• Given instruction: List each line of the data that holds the string "Sone", please.

• Supplied records:
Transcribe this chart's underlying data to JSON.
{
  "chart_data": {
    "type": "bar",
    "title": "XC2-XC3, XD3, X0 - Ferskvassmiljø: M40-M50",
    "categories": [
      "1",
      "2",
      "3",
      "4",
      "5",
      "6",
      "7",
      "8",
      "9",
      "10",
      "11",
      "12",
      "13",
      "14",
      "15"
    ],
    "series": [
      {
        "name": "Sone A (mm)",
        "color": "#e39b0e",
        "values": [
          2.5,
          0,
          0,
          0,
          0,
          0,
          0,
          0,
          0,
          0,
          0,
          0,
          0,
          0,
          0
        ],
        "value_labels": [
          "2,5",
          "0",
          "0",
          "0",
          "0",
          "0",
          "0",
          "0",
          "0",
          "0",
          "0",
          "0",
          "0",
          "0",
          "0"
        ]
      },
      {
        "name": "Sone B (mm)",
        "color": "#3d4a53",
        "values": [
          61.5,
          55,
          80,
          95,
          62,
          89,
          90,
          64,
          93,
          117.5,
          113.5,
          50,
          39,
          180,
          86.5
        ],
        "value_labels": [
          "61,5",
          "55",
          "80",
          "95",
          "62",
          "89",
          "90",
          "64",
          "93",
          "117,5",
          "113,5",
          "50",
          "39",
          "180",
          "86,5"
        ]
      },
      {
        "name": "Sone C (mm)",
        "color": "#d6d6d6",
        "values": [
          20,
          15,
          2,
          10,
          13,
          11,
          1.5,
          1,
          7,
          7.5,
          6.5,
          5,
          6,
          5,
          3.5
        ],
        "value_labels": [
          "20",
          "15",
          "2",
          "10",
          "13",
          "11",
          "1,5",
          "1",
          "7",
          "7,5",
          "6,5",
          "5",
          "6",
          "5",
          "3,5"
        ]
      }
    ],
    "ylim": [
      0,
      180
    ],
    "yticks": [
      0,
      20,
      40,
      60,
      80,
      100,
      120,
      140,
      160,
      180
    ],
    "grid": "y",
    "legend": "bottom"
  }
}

• Final answer:
        "name": "Sone A (mm)",
        "name": "Sone B (mm)",
        "name": "Sone C (mm)",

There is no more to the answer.